┌──

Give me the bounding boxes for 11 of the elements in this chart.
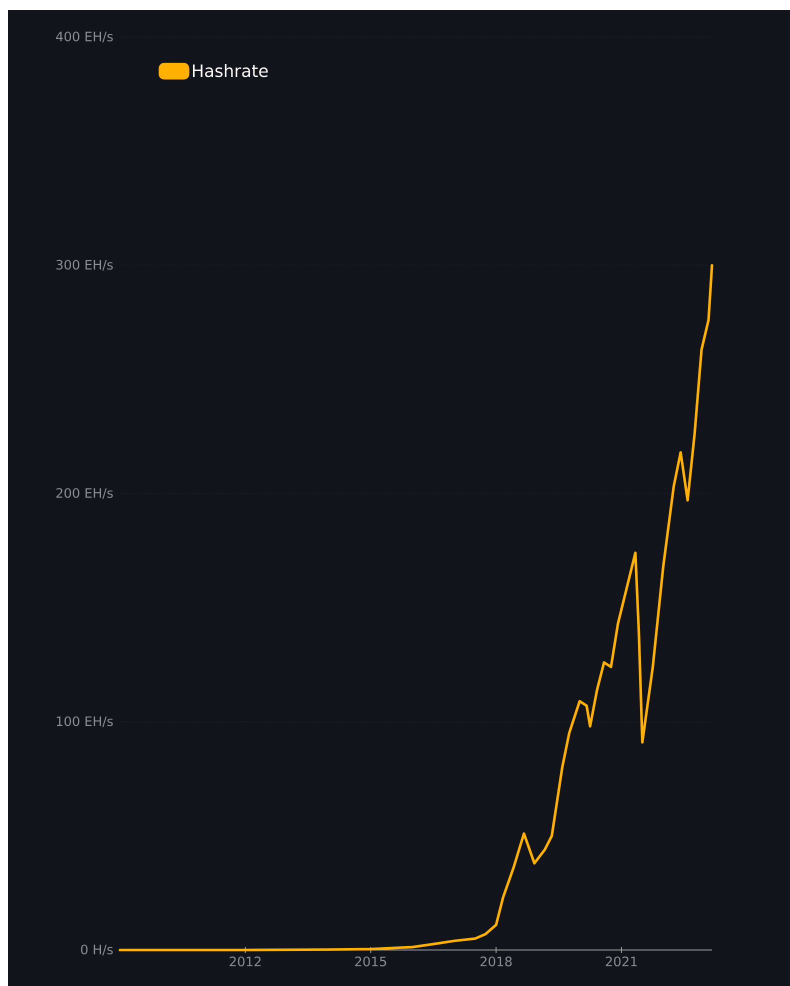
x-tick-label: 2015 <box>355 956 386 966</box>
line-series <box>118 264 714 952</box>
x-tick-label: 2018 <box>480 956 512 966</box>
y-tick-label: 0 H/s <box>81 944 113 956</box>
y-tick-label: 100 EH/s <box>56 716 113 728</box>
x-tick-label: 2021 <box>606 956 637 966</box>
y-tick-label: 300 EH/s <box>56 260 113 271</box>
legend-label: Hashrate <box>192 64 268 78</box>
y-tick-label: 400 EH/s <box>56 32 113 42</box>
y-tick-label: 200 EH/s <box>56 488 113 499</box>
x-tick-label: 2012 <box>230 956 261 966</box>
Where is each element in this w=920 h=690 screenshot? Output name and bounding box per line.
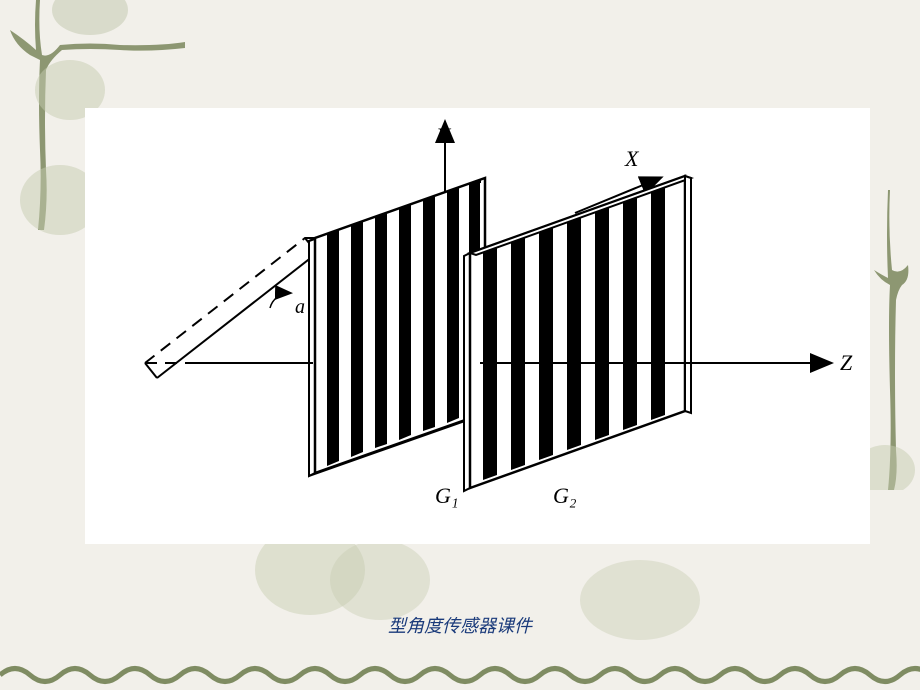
axis-label-z: Z <box>840 350 853 375</box>
grating-diagram: Z Y X a <box>85 108 870 544</box>
grating-label-g2: G₂ <box>553 483 577 508</box>
axis-label-y: Y <box>437 123 452 148</box>
grating-label-g1: G₁ <box>435 483 459 508</box>
grating-g1 <box>309 178 485 476</box>
decor-bottom-border <box>0 660 920 690</box>
grating-g2 <box>464 176 691 491</box>
diagram-panel: Z Y X a <box>85 108 870 544</box>
angle-label: a <box>295 296 305 318</box>
caption-text: 型角度传感器课件 <box>0 612 920 638</box>
axis-label-x: X <box>624 146 640 171</box>
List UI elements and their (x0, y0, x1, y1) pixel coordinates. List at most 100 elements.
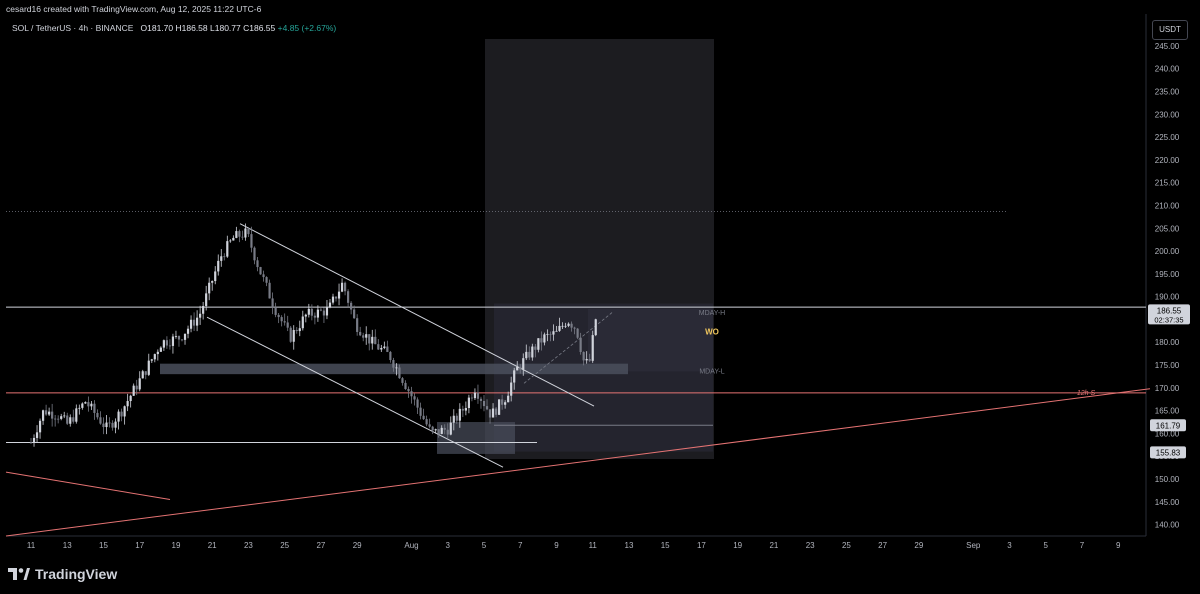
x-tick-label: 17 (135, 541, 144, 550)
candle-body (223, 256, 226, 258)
candle-body (295, 329, 298, 332)
candle-body (443, 427, 446, 430)
candle-body (383, 346, 386, 348)
price-badge-value: 161.79 (1156, 421, 1181, 430)
legend-change: +4.85 (+2.67%) (277, 23, 337, 33)
candle-body (440, 427, 443, 434)
candle-body (588, 358, 591, 361)
candle-body (268, 282, 271, 299)
candle-body (395, 367, 398, 369)
candle-body (162, 340, 165, 348)
x-tick-label: 21 (208, 541, 217, 550)
candle-body (244, 228, 247, 238)
currency-unit-button[interactable]: USDT (1152, 20, 1188, 40)
x-tick-label: 11 (27, 541, 36, 550)
candle-body (81, 403, 84, 408)
candle-body (208, 282, 211, 294)
candle-body (298, 328, 301, 332)
candle-body (513, 370, 516, 383)
candle-body (310, 308, 313, 316)
y-tick-label: 140.00 (1155, 521, 1180, 530)
candle-body (147, 360, 150, 375)
candle-body (407, 389, 410, 392)
legend-high: H186.58 (175, 23, 208, 33)
candle-body (262, 274, 265, 278)
candle-body (428, 424, 431, 427)
candle-body (144, 371, 147, 375)
candle-body (455, 415, 458, 421)
x-tick-label: Sep (966, 541, 981, 550)
candle-body (217, 260, 220, 272)
candle-body (265, 277, 268, 283)
candle-body (126, 401, 129, 407)
candle-body (501, 399, 504, 405)
candle-body (132, 385, 135, 396)
candle-body (120, 411, 123, 417)
candle-body (156, 351, 159, 355)
candle-body (425, 419, 428, 425)
y-tick-label: 220.00 (1155, 156, 1180, 165)
y-tick-label: 240.00 (1155, 65, 1180, 74)
x-tick-label: 3 (1007, 541, 1012, 550)
candle-body (277, 314, 280, 318)
price-badge (1150, 446, 1186, 459)
candle-body (537, 338, 540, 350)
level-label: MDAY-H (699, 310, 725, 317)
x-tick-label: 13 (63, 541, 72, 550)
candle-body (479, 398, 483, 401)
x-tick-label: 19 (733, 541, 742, 550)
candle-body (168, 345, 172, 347)
candle-body (111, 422, 114, 428)
x-tick-label: 9 (554, 541, 559, 550)
candle-body (573, 327, 576, 329)
candle-body (259, 267, 262, 275)
candle-body (256, 260, 259, 268)
candle-body (362, 335, 365, 338)
candle-body (159, 347, 162, 352)
mday-box (588, 308, 713, 372)
support-zone (437, 422, 515, 454)
x-tick-label: 27 (316, 541, 325, 550)
demand-zone (160, 363, 628, 375)
candle-body (576, 328, 579, 338)
tradingview-logo-icon (8, 568, 30, 580)
candle-body (180, 339, 184, 341)
candle-body (404, 382, 407, 390)
candle-body (334, 296, 338, 299)
candle-body (90, 403, 93, 407)
candle-body (531, 346, 534, 358)
last-price-badge (1148, 304, 1190, 325)
candle-body (476, 392, 480, 399)
candle-body (482, 400, 486, 407)
candle-body (99, 417, 102, 424)
candle-body (214, 271, 217, 282)
legend-open: O181.70 (140, 23, 174, 33)
legend-symbol[interactable]: SOL / TetherUS · 4h · BINANCE (12, 23, 134, 33)
candle-body (247, 228, 250, 235)
candle-body (419, 407, 422, 416)
candle-body (555, 330, 558, 332)
candle-body (96, 412, 99, 418)
candle-body (189, 319, 193, 329)
candle-body (153, 354, 156, 360)
tradingview-logo[interactable]: TradingView (8, 566, 117, 582)
y-tick-label: 190.00 (1155, 293, 1180, 302)
candle-body (494, 408, 498, 415)
candle-body (319, 309, 323, 311)
candle-body (241, 236, 244, 238)
candle-body (51, 411, 54, 419)
candle-body (594, 319, 597, 336)
candle-body (250, 234, 253, 248)
y-tick-label: 180.00 (1155, 338, 1180, 347)
price-badge-value: 155.83 (1156, 448, 1181, 457)
candle-body (84, 402, 87, 404)
candle-body (45, 410, 48, 415)
candle-body (413, 396, 416, 400)
candle-body (386, 346, 389, 352)
candle-body (286, 322, 289, 328)
candle-body (177, 336, 181, 340)
y-tick-label: 195.00 (1155, 270, 1180, 279)
x-tick-label: 21 (769, 541, 778, 550)
candle-body (196, 317, 199, 326)
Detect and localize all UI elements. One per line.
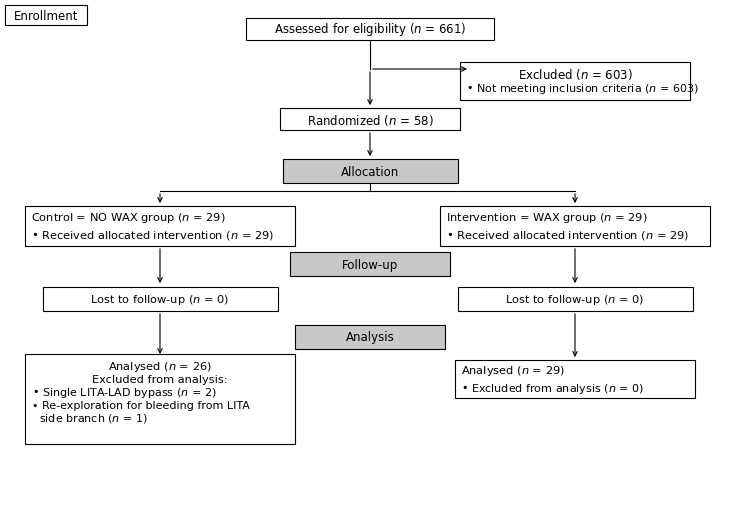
FancyBboxPatch shape — [280, 109, 460, 131]
Text: • Single LITA-LAD bypass ($n$ = 2): • Single LITA-LAD bypass ($n$ = 2) — [32, 385, 217, 399]
Text: Lost to follow-up ($n$ = 0): Lost to follow-up ($n$ = 0) — [90, 293, 229, 306]
Text: • Received allocated intervention ($n$ = 29): • Received allocated intervention ($n$ =… — [446, 229, 689, 242]
Text: • Re-exploration for bleeding from LITA: • Re-exploration for bleeding from LITA — [32, 400, 250, 410]
FancyBboxPatch shape — [440, 207, 710, 246]
Text: Excluded ($n$ = 603): Excluded ($n$ = 603) — [517, 66, 633, 81]
FancyBboxPatch shape — [283, 160, 457, 184]
FancyBboxPatch shape — [295, 325, 445, 349]
FancyBboxPatch shape — [5, 6, 87, 26]
Text: • Excluded from analysis ($n$ = 0): • Excluded from analysis ($n$ = 0) — [461, 381, 644, 395]
Text: Allocation: Allocation — [341, 165, 399, 178]
Text: Analysed ($n$ = 26): Analysed ($n$ = 26) — [108, 359, 212, 373]
FancyBboxPatch shape — [42, 288, 278, 312]
Text: • Not meeting inclusion criteria ($n$ = 603): • Not meeting inclusion criteria ($n$ = … — [466, 82, 699, 96]
Text: Analysed ($n$ = 29): Analysed ($n$ = 29) — [461, 363, 565, 377]
Text: Enrollment: Enrollment — [14, 10, 78, 22]
FancyBboxPatch shape — [460, 63, 690, 101]
FancyBboxPatch shape — [25, 354, 295, 444]
FancyBboxPatch shape — [25, 207, 295, 246]
Text: Analysis: Analysis — [346, 331, 394, 344]
Text: Randomized ($n$ = 58): Randomized ($n$ = 58) — [306, 112, 434, 127]
FancyBboxPatch shape — [246, 19, 494, 41]
Text: • Received allocated intervention ($n$ = 29): • Received allocated intervention ($n$ =… — [31, 229, 274, 242]
Text: side branch ($n$ = 1): side branch ($n$ = 1) — [32, 412, 148, 425]
Text: Lost to follow-up ($n$ = 0): Lost to follow-up ($n$ = 0) — [505, 293, 645, 306]
FancyBboxPatch shape — [455, 360, 695, 398]
Text: Assessed for eligibility ($n$ = 661): Assessed for eligibility ($n$ = 661) — [274, 21, 466, 38]
Text: Excluded from analysis:: Excluded from analysis: — [92, 374, 228, 384]
Text: Follow-up: Follow-up — [342, 258, 398, 271]
FancyBboxPatch shape — [457, 288, 693, 312]
Text: Intervention = WAX group ($n$ = 29): Intervention = WAX group ($n$ = 29) — [446, 211, 648, 224]
FancyBboxPatch shape — [290, 252, 450, 276]
Text: Control = NO WAX group ($n$ = 29): Control = NO WAX group ($n$ = 29) — [31, 211, 226, 224]
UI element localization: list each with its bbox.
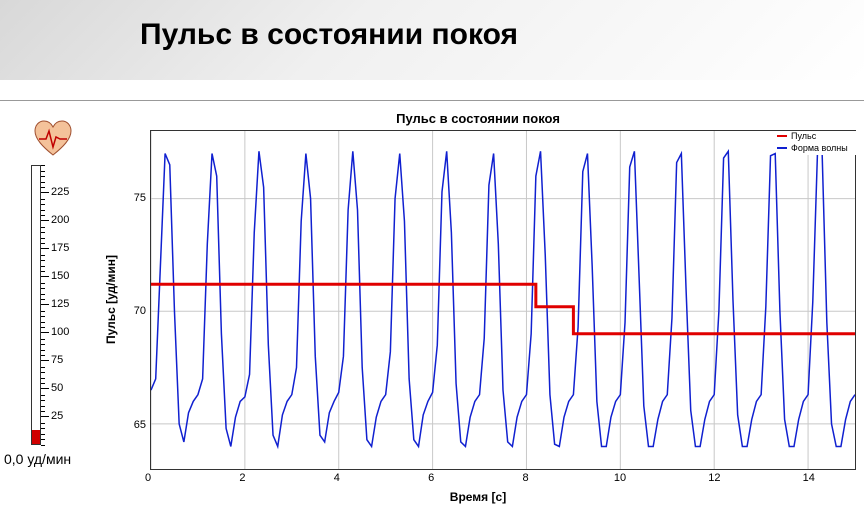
heart-icon [33,119,73,159]
gauge-bar [31,165,41,445]
gauge-tick-label: 100 [41,326,69,338]
x-tick-label: 12 [708,472,720,484]
x-tick-label: 8 [523,472,529,484]
series-Пульс [151,284,855,334]
main-panel: 225200175150125100755025 0,0 уд/мин Пуль… [0,100,864,513]
page-title: Пульс в состоянии покоя [140,18,518,52]
chart-legend: Пульс Форма волны [777,131,857,155]
legend-label: Пульс [791,131,816,141]
chart-body: Пульс [уд/мин] 65 70 75 Пульс Форма волны [100,130,856,470]
y-tick-label: 75 [134,192,146,204]
y-tick-label: 70 [134,305,146,317]
x-tick-label: 2 [239,472,245,484]
gauge-tick-label: 125 [41,298,69,310]
series-Форма волны [151,151,855,446]
plot-svg [151,131,855,469]
gauge-scale: 225200175150125100755025 [13,165,93,445]
x-tick-label: 10 [614,472,626,484]
legend-item: Форма волны [777,143,857,153]
y-axis-ticks: 65 70 75 [122,130,150,470]
gauge-tick-label: 200 [41,214,69,226]
y-tick-label: 65 [134,419,146,431]
chart-title: Пульс в состоянии покоя [100,111,856,126]
gauge-tick-label: 150 [41,270,69,282]
x-axis-label: Время [с] [100,490,856,504]
gauge-tick-label: 175 [41,242,69,254]
gauge-tick-label: 225 [41,186,69,198]
gauge-panel: 225200175150125100755025 0,0 уд/мин [8,119,98,467]
gauge-readout: 0,0 уд/мин [4,451,98,467]
x-tick-label: 0 [145,472,151,484]
legend-item: Пульс [777,131,857,141]
legend-swatch [777,147,787,149]
x-axis-ticks: 0 2 4 6 8 10 12 14 [148,470,856,488]
x-tick-label: 14 [803,472,815,484]
plot-area: Пульс Форма волны [150,130,856,470]
x-tick-label: 4 [334,472,340,484]
x-tick-label: 6 [428,472,434,484]
gauge-ticks: 225200175150125100755025 [41,165,101,445]
legend-label: Форма волны [791,143,848,153]
chart-panel: Пульс в состоянии покоя Пульс [уд/мин] 6… [100,111,856,503]
y-axis-label: Пульс [уд/мин] [100,130,122,470]
legend-swatch [777,135,787,137]
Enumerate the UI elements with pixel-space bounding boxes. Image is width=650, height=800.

└──

▸ **Your task**: Print the material from its first line through the line containing "List UI elements", including that line, and leave the pictures out.

▸ **Written solution**:
Give me the bounding boxes for 11 of the elements in this chart.
x-tick-label: 2015 <box>355 956 386 966</box>
line-series <box>118 264 714 952</box>
x-tick-label: 2018 <box>480 956 512 966</box>
y-tick-label: 0 H/s <box>81 944 113 956</box>
y-tick-label: 100 EH/s <box>56 716 113 728</box>
x-tick-label: 2021 <box>606 956 637 966</box>
y-tick-label: 300 EH/s <box>56 260 113 271</box>
legend-label: Hashrate <box>192 64 268 78</box>
y-tick-label: 400 EH/s <box>56 32 113 42</box>
y-tick-label: 200 EH/s <box>56 488 113 499</box>
x-tick-label: 2012 <box>230 956 261 966</box>
Where is each element in this w=920 h=690 screenshot? Output name and bounding box per line.
axis-label-z: Z <box>840 350 853 375</box>
grating-diagram: Z Y X a <box>85 108 870 544</box>
grating-label-g2: G₂ <box>553 483 577 508</box>
axis-label-y: Y <box>437 123 452 148</box>
grating-label-g1: G₁ <box>435 483 459 508</box>
grating-g1 <box>309 178 485 476</box>
decor-bottom-border <box>0 660 920 690</box>
grating-g2 <box>464 176 691 491</box>
diagram-panel: Z Y X a <box>85 108 870 544</box>
angle-label: a <box>295 296 305 318</box>
caption-text: 型角度传感器课件 <box>0 612 920 638</box>
axis-label-x: X <box>624 146 640 171</box>
List UI elements and their (x0, y0, x1, y1) pixel coordinates. List at most 100 elements.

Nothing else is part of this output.